Extracted text:
Taking account of changes in spending and income, 28% of adults saw their family finances deteriorate by September 2020, with poorer families experiencing a bigger hit to their overall finances. One-third of adults from the poorest fifth of families had their income fall further than their spend, compared with a quarter of those from the wealthiest fifth.

Many families have had to rely on savings or increase their debt to get by. However, the experience differed greatly among different sections of the community. The poorest fifth of households were twice as likely as the richest fifth to see their debts rise rather than fall during the crisis. Similarly, 50% of people with savings below £1,000 had to use their savings during the pandemic, compared with less than 20% of those with savings above £20,000.

Parents

During the first wave, within parent couples, more mothers than fathers reduced their working hours (21% versus 11% of fathers), quit or lost their job (16% versus 11% of fathers) and were furloughed (34% versus 30% of fathers). The risk of this differential effect is that mothers have had a larger reduction in earnings and employment to recover. If it is also harder to restore their economic position, there could be a prolonged widening in employment and pay outcomes between fathers and mothers.

Already likely to have lower income before the pandemic, almost half of single mothers reported struggling to make ends meet, compared with a third of mothers in couple households. In April 2020, 62% of single mothers reported struggling with going shopping for essentials due to childcare responsibilities, compared with half of mothers in a couple.

During the same month, one-third of mothers on a low income reported having nobody outside their household to help support them during the pandemic. This was higher than the average for all mothers and higher than the average for low-income fathers (29.4% and 25.6% respectively).

Disabled people, young people and ethnic minority communities were also particularly disadvantaged by the economic effects. The outcomes for these groups are explored further in Section 5.

Records:

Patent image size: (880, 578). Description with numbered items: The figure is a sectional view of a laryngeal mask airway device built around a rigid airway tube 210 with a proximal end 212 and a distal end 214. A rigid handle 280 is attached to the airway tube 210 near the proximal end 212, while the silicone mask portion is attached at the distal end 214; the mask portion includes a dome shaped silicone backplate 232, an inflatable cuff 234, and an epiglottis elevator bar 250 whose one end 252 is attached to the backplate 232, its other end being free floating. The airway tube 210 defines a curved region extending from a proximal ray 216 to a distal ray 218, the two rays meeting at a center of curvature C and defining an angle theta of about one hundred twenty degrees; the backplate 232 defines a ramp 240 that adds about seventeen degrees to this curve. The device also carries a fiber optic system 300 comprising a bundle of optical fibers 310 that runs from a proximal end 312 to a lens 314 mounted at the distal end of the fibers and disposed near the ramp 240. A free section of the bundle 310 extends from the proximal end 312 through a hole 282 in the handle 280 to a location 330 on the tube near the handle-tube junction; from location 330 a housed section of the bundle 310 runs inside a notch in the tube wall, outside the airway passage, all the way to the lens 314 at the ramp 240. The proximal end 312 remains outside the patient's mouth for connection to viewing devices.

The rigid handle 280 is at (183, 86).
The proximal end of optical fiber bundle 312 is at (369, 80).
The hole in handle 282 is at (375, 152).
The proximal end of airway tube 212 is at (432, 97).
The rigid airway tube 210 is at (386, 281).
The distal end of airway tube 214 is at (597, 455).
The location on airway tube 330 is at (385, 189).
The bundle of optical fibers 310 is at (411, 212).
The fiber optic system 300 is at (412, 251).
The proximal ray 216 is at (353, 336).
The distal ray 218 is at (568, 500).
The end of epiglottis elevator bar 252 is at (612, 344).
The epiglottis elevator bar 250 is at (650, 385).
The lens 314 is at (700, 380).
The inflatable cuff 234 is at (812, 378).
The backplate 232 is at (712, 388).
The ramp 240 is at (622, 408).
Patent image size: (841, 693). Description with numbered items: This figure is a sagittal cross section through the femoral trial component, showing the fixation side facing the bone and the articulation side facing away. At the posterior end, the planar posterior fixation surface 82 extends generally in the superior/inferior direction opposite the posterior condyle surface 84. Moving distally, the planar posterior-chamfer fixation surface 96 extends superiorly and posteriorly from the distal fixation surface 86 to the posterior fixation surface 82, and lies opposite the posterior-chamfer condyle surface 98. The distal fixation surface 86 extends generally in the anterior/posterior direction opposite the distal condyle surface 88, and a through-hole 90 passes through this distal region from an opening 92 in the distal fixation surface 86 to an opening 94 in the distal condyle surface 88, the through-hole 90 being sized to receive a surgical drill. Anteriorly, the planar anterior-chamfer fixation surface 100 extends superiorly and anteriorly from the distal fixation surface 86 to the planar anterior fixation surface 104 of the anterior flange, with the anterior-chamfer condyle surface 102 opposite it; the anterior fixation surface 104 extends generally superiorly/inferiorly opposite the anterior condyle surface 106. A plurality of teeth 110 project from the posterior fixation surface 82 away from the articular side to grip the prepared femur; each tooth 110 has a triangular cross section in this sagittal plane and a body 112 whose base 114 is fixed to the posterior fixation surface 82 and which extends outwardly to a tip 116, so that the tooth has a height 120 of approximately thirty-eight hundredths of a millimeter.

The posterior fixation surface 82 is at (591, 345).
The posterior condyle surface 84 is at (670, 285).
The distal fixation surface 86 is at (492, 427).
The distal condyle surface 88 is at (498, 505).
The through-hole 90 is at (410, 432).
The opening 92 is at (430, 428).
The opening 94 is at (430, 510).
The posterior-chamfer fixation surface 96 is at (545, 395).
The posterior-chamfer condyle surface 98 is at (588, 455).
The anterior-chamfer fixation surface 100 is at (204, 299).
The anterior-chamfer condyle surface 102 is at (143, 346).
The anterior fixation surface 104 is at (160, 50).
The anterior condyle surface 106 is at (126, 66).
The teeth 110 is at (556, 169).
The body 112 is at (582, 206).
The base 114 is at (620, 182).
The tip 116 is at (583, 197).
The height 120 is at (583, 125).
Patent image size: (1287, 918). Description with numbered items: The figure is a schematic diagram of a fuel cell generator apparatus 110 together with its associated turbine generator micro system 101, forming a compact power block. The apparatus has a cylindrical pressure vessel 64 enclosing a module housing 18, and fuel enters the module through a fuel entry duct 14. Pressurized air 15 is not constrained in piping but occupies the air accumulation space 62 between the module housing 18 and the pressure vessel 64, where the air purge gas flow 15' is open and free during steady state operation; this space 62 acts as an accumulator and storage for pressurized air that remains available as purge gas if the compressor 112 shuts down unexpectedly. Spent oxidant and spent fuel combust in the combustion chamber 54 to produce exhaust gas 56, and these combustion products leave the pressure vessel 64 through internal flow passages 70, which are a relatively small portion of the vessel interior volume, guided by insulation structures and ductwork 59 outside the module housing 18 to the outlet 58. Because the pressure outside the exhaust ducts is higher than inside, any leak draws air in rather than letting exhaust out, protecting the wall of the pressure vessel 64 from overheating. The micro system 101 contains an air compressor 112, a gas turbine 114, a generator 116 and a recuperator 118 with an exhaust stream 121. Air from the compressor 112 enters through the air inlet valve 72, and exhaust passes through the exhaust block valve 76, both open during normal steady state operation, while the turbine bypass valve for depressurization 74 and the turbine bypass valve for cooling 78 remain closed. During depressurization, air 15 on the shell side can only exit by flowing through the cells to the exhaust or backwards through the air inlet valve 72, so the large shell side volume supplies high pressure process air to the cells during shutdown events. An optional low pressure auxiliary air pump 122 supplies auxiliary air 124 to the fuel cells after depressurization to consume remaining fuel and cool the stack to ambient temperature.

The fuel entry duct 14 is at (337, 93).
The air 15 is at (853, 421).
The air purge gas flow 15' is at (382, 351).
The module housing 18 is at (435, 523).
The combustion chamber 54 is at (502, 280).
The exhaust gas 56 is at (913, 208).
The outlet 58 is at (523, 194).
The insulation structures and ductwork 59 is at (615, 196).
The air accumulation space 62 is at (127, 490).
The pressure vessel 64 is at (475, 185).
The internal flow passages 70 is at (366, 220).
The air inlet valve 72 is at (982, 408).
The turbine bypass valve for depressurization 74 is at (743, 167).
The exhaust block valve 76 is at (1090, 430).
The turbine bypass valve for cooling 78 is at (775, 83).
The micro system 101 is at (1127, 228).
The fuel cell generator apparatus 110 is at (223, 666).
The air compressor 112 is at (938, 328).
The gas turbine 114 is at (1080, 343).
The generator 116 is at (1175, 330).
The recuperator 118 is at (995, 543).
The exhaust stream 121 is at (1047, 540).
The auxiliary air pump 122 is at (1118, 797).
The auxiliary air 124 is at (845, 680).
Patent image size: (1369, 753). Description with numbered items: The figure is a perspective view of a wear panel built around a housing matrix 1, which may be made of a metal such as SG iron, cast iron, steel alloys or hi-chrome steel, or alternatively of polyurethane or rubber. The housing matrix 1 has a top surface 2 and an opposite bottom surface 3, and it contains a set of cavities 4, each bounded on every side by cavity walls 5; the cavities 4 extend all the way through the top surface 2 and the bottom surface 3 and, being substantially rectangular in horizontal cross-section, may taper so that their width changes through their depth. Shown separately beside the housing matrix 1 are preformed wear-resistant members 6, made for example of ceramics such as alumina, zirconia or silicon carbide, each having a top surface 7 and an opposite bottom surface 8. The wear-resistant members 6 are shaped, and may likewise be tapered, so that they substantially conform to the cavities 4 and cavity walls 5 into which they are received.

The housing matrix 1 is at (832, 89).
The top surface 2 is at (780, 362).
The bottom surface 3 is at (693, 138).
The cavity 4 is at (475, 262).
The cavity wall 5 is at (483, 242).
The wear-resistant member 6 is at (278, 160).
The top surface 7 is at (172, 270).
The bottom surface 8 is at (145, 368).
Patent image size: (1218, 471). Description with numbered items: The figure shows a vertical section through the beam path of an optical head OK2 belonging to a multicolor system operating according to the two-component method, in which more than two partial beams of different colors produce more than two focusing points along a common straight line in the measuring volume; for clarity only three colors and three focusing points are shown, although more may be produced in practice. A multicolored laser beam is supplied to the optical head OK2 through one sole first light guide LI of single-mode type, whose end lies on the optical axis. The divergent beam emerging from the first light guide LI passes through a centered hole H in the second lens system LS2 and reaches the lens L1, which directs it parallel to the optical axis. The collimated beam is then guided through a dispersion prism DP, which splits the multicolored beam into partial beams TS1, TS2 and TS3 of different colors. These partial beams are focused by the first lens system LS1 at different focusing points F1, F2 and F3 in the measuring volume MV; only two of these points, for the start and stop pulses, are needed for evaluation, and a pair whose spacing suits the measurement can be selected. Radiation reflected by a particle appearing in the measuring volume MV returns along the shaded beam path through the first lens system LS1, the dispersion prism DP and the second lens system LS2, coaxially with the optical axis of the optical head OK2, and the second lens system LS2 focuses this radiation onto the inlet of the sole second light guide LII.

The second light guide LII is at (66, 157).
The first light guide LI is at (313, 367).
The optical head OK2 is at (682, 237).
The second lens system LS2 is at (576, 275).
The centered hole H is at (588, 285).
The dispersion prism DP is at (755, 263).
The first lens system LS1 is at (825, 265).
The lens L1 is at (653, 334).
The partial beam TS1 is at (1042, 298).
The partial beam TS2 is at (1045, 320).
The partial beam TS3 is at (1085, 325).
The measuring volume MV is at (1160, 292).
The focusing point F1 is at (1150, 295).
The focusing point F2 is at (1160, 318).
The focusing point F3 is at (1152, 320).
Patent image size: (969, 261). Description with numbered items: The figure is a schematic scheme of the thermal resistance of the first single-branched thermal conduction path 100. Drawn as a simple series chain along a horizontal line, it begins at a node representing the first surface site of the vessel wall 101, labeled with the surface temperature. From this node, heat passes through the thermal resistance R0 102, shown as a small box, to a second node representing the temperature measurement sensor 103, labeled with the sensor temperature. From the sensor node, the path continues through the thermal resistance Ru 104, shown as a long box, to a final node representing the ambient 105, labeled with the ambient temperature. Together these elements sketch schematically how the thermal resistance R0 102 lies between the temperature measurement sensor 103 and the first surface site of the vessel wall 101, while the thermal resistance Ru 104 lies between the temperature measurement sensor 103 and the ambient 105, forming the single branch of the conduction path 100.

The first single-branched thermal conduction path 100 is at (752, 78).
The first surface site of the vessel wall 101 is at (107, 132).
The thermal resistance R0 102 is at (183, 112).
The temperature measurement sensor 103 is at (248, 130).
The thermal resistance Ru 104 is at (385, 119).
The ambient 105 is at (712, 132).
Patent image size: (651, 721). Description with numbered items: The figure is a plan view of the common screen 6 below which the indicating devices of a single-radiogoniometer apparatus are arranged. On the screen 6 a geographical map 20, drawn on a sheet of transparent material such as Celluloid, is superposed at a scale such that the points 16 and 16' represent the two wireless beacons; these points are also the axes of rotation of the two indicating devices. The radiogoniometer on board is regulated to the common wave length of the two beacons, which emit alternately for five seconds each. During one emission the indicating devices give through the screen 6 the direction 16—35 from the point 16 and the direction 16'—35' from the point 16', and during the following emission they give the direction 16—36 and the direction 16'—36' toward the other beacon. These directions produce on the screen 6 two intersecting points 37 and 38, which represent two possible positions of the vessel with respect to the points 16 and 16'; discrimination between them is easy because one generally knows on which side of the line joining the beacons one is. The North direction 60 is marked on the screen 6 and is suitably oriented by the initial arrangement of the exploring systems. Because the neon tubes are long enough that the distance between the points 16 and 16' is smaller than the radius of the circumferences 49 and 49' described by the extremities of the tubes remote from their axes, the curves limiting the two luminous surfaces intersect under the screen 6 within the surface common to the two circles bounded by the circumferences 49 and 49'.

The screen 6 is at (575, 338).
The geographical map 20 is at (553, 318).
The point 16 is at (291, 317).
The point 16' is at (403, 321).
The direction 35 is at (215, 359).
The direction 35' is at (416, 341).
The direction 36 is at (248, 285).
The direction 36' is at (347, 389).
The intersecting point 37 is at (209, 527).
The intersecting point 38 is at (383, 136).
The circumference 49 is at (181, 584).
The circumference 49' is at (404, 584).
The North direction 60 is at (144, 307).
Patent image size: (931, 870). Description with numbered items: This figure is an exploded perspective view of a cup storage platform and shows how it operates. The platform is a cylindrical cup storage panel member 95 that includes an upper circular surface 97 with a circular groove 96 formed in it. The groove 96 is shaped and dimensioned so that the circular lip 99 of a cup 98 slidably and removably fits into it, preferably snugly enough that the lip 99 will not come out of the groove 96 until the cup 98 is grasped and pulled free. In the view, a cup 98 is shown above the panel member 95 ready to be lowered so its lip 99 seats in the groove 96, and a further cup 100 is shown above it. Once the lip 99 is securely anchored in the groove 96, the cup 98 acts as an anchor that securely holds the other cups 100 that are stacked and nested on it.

Problem to solve: Write the next part of the passage on how the pandemic affected family finances and parents, beginning after its final sentence. None of the material is needed here.

Answer below:
Housing security and homelessness

Good-quality housing can contribute positively to people’s mental and physical health with recent research showing that in addition to quality and condition, the affordability and security of housing are key for ensuring health. Financial pressure can cause increased stress and anxiety and also increase the likelihood of overcrowding.

Due to the financial instability arising from the pandemic, the devolved governments introduced policies to protect families facing rental arrears and mortgage payments. From 26 March 2020 the Coronavirus Act 2020 protected tenants in England by requiring landlords to give extended notice of their intention to evict. Similar legislation was brought in to protect tenants in Wales, Scotland and Northern Ireland.

For homeowners struggling to pay their mortgages, the government announced the availability of a mortgage holiday in March 2020 (extended until the end of July 2021). Despite these schemes, 6% of mortgagors in the English Housing Survey reported being in arrears in July 2020, compared with 1% before the pandemic. Similarly, 7% of private renters were in arrears compared with 3% in arrears pre-pandemic. There was no significant change in arrears for social renters. By January 2021, the Resolution Foundation estimated that the pandemic had led to an extra 450,000 families falling behind on their housing costs. The Joseph Rowntree Foundation estimated that 400,000 renters were at risk of eviction in May 2021.

Rough sleeping

In March 2020 the UK government introduced its scheme ‘Everyone In’ to provide emergency accommodation for people experiencing homelessness. The intervention allowed homeless people to access essential services and enabled self-isolation, which helped to reduce COVID-19 infections and deaths among homeless populations compared with other countries internationally.

The National Audit Office found that by end of November 2020, 23,273 people had been moved into settled accommodation and 9,866 remained in emergency accommodation. However, local authorities and charities reported an ongoing increase in rough sleeping throughout the period.